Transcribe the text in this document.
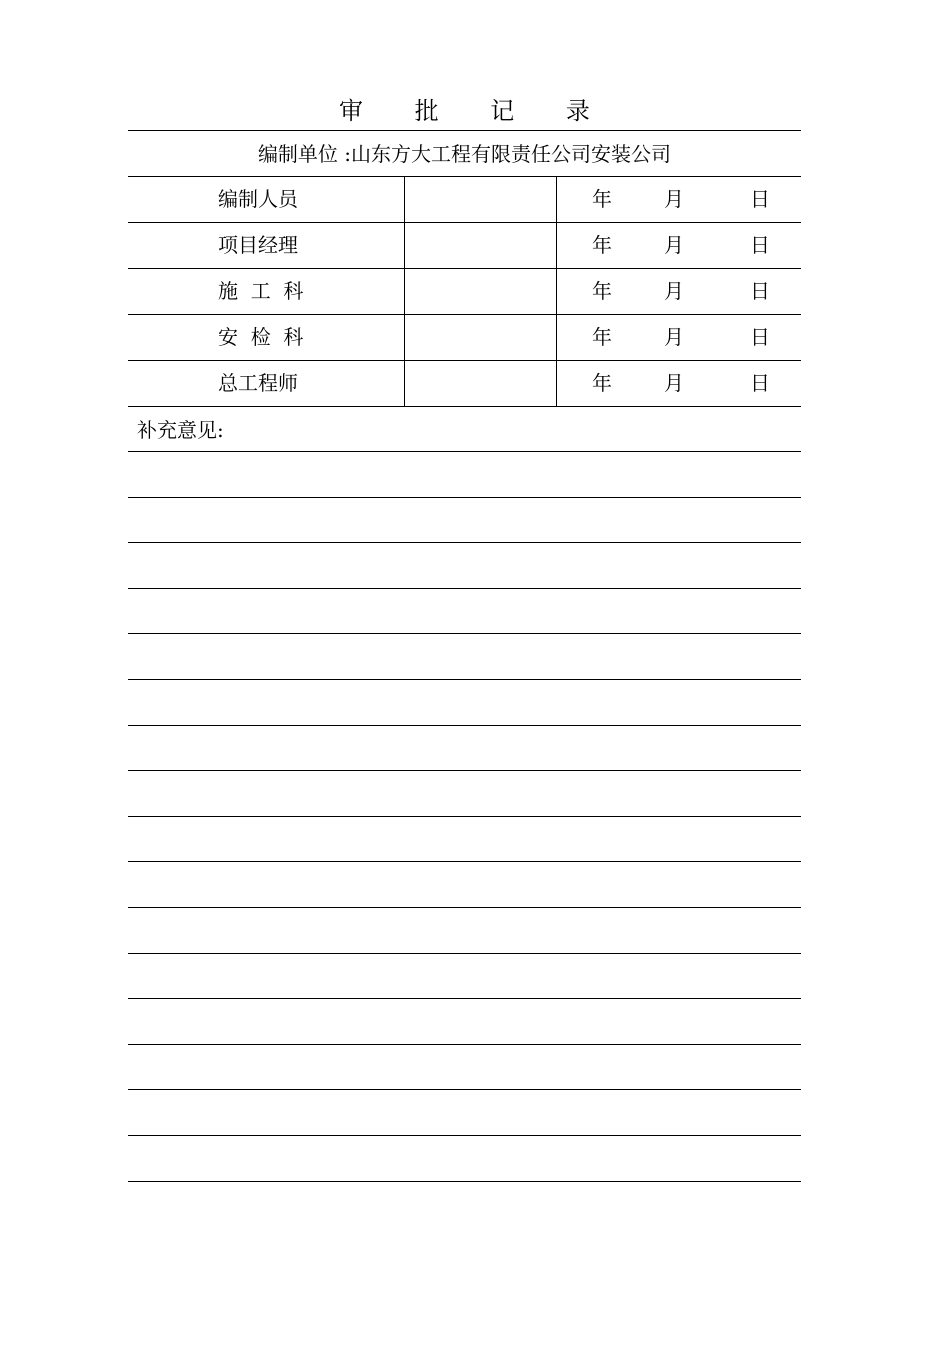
审 批 记 录
编制单位 :山东方大工程有限责任公司安装公司
编制人员	年	月	日
项目经理	年	月	日
施  工  科	年	月	日
安  检  科	年	月	日
总工程师	年	月	日
补充意见:
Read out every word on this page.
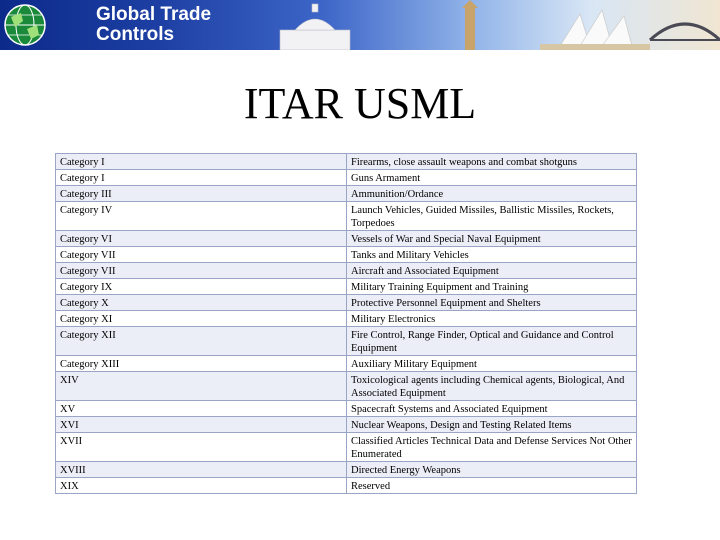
Global Trade
Controls
ITAR USML
Category I	Firearms, close assault weapons and combat shotguns
Category I	Guns Armament
Category III	Ammunition/Ordance
Category IV	Launch Vehicles, Guided Missiles, Ballistic Missiles, Rockets, Torpedoes
Category VI	Vessels of War and Special Naval Equipment
Category VII	Tanks and Military Vehicles
Category VII	Aircraft and Associated Equipment
Category IX	Military Training Equipment and Training
Category X	Protective Personnel Equipment and Shelters
Category XI	Military Electronics
Category XII	Fire Control, Range Finder, Optical and Guidance and Control Equipment
Category XIII	Auxiliary Military Equipment
XIV	Toxicological agents including Chemical agents, Biological, And Associated Equipment
XV	Spacecraft Systems and Associated Equipment
XVI	Nuclear Weapons, Design and Testing Related Items
XVII	Classified Articles Technical Data and Defense Services Not Other Enumerated
XVIII	Directed Energy Weapons
XIX	Reserved
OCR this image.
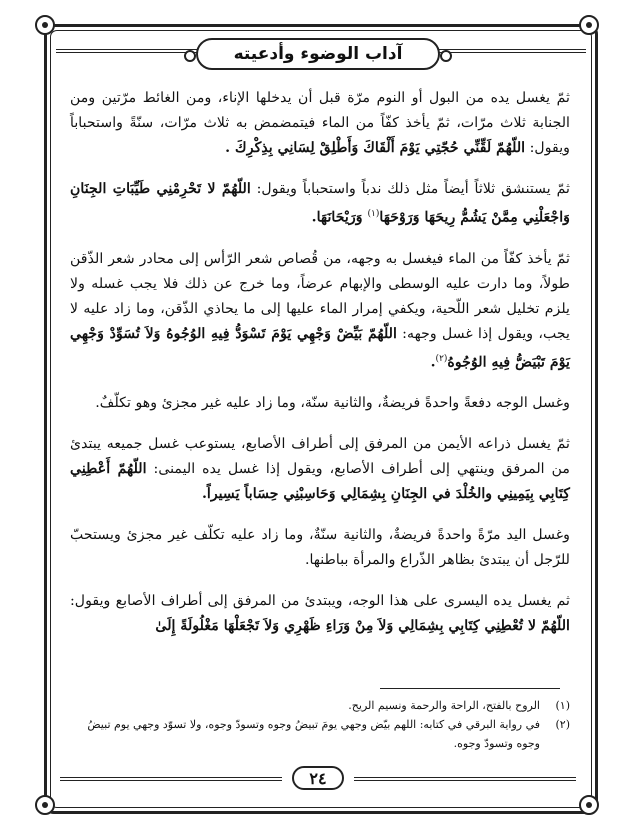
آداب الوضوء وأدعيته

ثمّ يغسل يده من البول أو النوم مرّة قبل أن يدخلها الإناء، ومن الغائط مرّتين ومن الجنابة ثلاث مرّات، ثمّ يأخذ كفّاً من الماء فيتمضمض به ثلاث مرّات، سنّةً واستحباباً ويقول: اللّهُمّ لَقِّنِّي حُجّتِي يَوْمَ أَلْقَاكَ وَأَطْلِقْ لِسَانِي بِذِكْرِكَ .

ثمّ يستنشق ثلاثاً أيضاً مثل ذلك ندباً واستحباباً ويقول: اللّهُمّ لا تَحْرِمْنِي طَيِّبَاتِ الجِنَانِ وَاجْعَلْنِي مِمَّنْ يَشُمُّ رِيحَهَا وَرَوْحَهَا$^{(١)}$ وَرَيْحَانَهَا.

ثمّ يأخذ كفّاً من الماء فيغسل به وجهه، من قُصاص شعر الرّأس إلى محادر شعر الذّقن طولاً، وما دارت عليه الوسطى والإبهام عرضاً، وما خرج عن ذلك فلا يجب غسله ولا يلزم تخليل شعر اللّحية، ويكفي إمرار الماء عليها إلى ما يحاذي الذّقن، وما زاد عليه لا يجب، ويقول إذا غسل وجهه: اللّهُمّ بَيِّضْ وَجْهِي يَوْمَ تَسْوَدُّ فِيهِ الوُجُوهُ وَلاَ تُسَوِّدْ وَجْهِي يَوْمَ تَبْيَضُّ فِيهِ الوُجُوهُ$^{(٢)}$.

وغسل الوجه دفعةً واحدةً فريضةٌ، والثانية سنّة، وما زاد عليه غير مجزئ وهو تكلّفٌ.

ثمّ يغسل ذراعه الأيمن من المرفق إلى أطراف الأصابع، يستوعب غسل جميعه يبتدئ من المرفق وينتهي إلى أطراف الأصابع، ويقول إذا غسل يده اليمنى: اللّهُمّ أَعْطِنِي كِتَابِي بِيَمِينِي والخُلْدَ في الجِنَانِ بِشِمَالِي وَحَاسِبْنِي حِسَاباً يَسِيراً.

وغسل اليد مرّةً واحدةً فريضةٌ، والثانية سنّةٌ، وما زاد عليه تكلّف غير مجزئ ويستحبّ للرّجل أن يبتدئ بظاهر الذّراع والمرأة بباطنها.

ثم يغسل يده اليسرى على هذا الوجه، ويبتدئ من المرفق إلى أطراف الأصابع ويقول: اللّهُمّ لا تُعْطِنِي كِتَابِي بِشِمَالِي وَلاَ مِنْ وَرَاءِ ظَهْرِي وَلاَ تَجْعَلْهَا مَغْلُولَةً إِلَىٰ

(١)
الروح بالفتح، الراحة والرحمة ونسيم الريح.
(٢)
في رواية البرقي في كتابه: اللهم بيّض وجهي يومَ تبيضُ وجوه وتسودّ وجوه، ولا تسوّد وجهي يوم تبيضُ وجوه وتسودّ وجوه.
٢٤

To do. Copy every line above that holds the word "وغسل".

Correct answer.
وغسل الوجه دفعةً واحدةً فريضةٌ، والثانية سنّة، وما زاد عليه غير مجزئ وهو تكلّفٌ.
وغسل اليد مرّةً واحدةً فريضةٌ، والثانية سنّةٌ، وما زاد عليه تكلّف غير مجزئ ويستحبّ للرّجل أن يبتدئ بظاهر الذّراع والمرأة بباطنها.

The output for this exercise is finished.